[Figure record listings]
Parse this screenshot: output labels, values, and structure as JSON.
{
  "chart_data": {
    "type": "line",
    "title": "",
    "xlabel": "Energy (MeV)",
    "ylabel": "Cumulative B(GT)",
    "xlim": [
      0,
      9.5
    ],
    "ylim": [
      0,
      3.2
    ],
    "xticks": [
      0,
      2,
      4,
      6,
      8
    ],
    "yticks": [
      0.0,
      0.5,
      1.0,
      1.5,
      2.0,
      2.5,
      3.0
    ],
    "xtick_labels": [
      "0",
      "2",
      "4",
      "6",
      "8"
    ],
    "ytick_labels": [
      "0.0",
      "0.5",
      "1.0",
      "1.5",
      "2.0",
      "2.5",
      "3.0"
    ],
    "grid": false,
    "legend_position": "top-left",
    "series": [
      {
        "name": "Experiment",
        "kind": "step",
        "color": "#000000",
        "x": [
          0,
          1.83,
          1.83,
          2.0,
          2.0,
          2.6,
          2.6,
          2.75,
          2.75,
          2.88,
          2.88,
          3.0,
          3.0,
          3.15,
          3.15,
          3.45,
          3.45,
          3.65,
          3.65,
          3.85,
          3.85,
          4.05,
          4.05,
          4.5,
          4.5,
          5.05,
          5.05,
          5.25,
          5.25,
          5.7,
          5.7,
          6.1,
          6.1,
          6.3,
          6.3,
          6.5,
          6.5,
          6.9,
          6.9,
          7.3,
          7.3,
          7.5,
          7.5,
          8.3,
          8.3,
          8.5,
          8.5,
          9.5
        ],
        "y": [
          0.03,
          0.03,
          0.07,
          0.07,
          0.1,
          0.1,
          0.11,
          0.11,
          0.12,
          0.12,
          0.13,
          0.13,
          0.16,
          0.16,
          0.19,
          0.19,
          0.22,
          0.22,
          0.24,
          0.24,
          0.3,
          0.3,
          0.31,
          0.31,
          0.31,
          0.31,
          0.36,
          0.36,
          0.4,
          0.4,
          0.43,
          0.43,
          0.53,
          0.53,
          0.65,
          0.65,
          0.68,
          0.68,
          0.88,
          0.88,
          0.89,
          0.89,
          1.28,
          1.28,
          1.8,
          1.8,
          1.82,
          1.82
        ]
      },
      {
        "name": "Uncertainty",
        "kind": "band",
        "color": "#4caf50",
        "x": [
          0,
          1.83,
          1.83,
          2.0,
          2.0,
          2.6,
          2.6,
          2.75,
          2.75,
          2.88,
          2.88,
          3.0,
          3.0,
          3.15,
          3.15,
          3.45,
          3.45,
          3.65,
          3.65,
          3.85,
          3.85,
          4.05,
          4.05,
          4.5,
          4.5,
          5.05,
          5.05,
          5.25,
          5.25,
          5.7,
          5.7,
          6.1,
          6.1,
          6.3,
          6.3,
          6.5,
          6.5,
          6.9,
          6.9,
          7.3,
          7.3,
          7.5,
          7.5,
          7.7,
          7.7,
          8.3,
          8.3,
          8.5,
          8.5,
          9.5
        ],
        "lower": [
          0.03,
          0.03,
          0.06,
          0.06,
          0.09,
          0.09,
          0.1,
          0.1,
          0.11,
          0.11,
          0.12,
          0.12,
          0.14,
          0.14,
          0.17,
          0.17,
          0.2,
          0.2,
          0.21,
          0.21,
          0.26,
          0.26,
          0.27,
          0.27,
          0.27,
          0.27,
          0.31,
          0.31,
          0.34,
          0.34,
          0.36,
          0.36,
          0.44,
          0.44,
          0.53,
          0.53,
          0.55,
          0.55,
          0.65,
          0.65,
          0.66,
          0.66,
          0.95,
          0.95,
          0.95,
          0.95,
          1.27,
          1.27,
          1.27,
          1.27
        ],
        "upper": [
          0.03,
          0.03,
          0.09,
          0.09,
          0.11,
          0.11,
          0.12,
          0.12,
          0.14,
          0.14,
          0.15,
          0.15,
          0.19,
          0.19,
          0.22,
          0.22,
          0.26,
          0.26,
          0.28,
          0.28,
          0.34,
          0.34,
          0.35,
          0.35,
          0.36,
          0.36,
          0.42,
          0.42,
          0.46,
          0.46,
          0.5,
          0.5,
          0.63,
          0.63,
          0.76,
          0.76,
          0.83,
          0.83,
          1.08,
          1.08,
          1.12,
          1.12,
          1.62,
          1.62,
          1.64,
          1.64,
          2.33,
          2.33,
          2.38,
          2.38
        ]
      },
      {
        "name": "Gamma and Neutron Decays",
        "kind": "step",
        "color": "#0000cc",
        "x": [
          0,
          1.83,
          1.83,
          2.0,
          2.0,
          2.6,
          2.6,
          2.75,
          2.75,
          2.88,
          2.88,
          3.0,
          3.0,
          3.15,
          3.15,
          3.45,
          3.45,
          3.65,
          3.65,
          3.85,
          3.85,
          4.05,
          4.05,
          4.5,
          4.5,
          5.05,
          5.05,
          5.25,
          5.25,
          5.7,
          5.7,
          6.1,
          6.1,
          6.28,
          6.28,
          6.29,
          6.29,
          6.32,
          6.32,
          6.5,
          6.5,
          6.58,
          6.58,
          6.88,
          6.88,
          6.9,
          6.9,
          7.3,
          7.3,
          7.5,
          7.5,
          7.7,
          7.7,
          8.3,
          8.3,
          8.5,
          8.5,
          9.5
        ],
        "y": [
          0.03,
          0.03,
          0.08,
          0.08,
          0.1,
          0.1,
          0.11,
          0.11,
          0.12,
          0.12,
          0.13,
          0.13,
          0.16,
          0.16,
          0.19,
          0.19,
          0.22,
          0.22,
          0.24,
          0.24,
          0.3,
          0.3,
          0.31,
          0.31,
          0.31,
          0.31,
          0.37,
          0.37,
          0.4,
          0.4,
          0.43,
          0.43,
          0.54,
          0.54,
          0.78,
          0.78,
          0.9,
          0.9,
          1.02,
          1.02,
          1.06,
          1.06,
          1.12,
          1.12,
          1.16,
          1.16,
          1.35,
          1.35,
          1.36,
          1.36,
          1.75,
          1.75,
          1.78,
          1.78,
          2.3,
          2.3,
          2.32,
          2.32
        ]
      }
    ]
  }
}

_Requirements_
List every line from the entries above in which "color" appears.

_Correct answer_
        "color": "#000000",
        "color": "#4caf50",
        "color": "#0000cc",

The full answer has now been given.